#### MATERIAL FOR THE TASK ####
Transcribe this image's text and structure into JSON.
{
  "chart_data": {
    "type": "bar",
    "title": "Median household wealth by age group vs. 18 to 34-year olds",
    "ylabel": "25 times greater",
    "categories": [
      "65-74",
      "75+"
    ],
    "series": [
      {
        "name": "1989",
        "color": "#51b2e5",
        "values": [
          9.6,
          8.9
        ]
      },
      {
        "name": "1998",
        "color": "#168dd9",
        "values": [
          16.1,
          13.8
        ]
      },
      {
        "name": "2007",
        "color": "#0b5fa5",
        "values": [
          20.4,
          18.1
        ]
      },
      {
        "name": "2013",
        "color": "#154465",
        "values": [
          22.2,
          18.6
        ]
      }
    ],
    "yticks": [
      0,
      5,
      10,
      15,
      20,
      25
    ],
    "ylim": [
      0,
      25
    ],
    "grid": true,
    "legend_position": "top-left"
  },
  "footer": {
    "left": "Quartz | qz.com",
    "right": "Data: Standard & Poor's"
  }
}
####
### GIVEN PROBLEM
Output a single number: how many lines contain the word "name".

### WORKED ANSWER
4